** BEGIN RECORDS SUPPLIED **

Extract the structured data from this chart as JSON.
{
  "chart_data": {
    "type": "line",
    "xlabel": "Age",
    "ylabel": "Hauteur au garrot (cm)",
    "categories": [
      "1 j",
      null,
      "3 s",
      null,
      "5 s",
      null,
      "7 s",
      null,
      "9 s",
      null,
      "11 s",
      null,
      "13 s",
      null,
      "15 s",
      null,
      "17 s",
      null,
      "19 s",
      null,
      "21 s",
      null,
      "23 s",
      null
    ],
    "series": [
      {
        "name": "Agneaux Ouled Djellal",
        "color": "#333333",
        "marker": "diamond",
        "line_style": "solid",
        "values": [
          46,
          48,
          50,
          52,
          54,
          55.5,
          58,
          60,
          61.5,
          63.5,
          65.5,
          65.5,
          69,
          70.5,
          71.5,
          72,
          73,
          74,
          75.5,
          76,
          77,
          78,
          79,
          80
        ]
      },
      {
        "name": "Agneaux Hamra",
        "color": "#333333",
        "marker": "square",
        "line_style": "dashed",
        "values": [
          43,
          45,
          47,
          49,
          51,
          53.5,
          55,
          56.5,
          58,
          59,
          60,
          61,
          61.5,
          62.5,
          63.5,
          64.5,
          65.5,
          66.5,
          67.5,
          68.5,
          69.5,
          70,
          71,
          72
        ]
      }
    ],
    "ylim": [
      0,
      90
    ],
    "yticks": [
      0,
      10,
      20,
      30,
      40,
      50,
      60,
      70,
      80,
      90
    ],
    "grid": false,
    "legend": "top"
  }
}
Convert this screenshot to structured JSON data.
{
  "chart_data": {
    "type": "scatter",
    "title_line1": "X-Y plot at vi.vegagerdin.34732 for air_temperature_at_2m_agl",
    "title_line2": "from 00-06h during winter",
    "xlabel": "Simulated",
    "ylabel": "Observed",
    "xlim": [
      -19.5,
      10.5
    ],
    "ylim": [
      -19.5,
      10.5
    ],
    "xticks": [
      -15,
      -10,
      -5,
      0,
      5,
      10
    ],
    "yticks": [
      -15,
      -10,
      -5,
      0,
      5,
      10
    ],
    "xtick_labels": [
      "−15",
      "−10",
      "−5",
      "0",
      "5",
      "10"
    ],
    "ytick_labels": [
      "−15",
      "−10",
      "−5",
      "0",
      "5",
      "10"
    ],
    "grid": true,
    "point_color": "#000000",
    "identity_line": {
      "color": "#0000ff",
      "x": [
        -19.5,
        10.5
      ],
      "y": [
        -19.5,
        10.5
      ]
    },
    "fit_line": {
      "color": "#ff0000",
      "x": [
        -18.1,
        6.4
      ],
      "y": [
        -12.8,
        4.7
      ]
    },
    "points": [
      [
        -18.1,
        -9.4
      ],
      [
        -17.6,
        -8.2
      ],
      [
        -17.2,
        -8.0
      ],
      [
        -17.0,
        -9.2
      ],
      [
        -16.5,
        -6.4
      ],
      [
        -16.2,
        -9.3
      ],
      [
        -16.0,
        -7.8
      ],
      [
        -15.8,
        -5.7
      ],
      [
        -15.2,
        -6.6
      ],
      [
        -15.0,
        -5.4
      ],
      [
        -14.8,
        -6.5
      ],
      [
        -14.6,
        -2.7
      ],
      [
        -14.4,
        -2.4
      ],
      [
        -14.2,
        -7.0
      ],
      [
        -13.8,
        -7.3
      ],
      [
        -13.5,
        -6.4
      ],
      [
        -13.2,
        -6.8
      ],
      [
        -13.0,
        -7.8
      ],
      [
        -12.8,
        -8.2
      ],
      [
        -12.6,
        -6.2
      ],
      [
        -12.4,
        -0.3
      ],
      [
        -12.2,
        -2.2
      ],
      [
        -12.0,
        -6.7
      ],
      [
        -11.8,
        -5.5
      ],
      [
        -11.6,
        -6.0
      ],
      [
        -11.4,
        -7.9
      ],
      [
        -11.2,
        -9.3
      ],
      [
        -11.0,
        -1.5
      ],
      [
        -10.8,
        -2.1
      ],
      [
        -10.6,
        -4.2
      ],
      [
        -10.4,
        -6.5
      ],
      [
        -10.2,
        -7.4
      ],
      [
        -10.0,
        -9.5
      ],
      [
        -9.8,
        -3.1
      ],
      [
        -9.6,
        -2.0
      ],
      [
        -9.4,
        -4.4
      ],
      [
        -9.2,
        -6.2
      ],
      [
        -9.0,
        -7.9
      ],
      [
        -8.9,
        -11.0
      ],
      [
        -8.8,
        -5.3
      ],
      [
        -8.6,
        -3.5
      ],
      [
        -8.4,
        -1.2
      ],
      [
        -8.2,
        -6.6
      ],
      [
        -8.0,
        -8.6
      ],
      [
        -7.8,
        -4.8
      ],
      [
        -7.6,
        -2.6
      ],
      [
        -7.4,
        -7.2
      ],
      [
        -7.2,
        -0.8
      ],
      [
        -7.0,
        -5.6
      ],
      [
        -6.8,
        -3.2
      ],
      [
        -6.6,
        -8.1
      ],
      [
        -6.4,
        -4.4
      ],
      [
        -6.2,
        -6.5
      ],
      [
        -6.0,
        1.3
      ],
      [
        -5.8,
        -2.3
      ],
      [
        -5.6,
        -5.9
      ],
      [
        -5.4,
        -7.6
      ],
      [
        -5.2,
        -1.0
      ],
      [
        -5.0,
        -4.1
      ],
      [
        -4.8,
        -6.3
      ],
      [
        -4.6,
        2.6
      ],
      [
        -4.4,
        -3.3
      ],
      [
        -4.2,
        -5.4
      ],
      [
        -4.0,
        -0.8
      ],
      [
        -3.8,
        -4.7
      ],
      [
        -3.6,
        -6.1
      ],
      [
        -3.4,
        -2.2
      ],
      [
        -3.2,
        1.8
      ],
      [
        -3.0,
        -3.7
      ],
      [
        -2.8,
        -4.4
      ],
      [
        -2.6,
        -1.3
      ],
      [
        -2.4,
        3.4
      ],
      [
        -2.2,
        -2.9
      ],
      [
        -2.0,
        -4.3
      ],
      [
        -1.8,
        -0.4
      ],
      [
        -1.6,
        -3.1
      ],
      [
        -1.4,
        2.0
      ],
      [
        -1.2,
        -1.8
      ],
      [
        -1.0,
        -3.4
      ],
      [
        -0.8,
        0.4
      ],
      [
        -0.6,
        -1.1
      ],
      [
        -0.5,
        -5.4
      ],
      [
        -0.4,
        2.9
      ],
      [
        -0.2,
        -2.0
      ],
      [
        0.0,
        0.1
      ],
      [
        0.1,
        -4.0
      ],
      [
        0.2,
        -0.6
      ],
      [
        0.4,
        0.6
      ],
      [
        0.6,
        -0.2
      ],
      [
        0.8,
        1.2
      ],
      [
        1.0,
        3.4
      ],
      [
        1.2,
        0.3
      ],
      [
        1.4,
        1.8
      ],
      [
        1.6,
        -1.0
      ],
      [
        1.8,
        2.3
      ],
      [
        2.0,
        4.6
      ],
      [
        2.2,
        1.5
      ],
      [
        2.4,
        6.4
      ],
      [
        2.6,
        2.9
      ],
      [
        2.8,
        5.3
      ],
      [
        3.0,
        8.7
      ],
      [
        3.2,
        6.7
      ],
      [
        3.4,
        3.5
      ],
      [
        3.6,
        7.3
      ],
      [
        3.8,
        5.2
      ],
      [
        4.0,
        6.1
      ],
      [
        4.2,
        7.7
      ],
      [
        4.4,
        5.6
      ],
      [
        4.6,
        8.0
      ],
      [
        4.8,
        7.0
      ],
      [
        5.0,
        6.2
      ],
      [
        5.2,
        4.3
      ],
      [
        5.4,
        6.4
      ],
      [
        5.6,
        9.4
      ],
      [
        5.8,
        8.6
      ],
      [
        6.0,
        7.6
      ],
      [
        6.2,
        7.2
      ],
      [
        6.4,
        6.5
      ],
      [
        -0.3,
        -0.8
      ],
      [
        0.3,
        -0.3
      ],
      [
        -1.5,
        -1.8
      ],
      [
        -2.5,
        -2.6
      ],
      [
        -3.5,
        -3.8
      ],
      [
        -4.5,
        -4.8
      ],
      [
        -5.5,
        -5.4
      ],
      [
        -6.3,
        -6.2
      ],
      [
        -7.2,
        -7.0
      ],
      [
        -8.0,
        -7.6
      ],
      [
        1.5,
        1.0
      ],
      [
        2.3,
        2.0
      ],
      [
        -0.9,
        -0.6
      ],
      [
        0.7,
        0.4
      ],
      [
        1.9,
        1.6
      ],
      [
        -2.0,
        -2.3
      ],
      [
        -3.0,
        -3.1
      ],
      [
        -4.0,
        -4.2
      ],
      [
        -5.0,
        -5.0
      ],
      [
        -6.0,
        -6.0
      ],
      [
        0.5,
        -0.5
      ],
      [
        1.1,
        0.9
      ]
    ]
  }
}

** END RECORDS SUPPLIED **

> _BRIEF_: Filter the listing above for the string "this" and copy every matching line.

> _EXPECTED ANSWER_:
Extract the structured data from this chart as JSON.
Convert this screenshot to structured JSON data.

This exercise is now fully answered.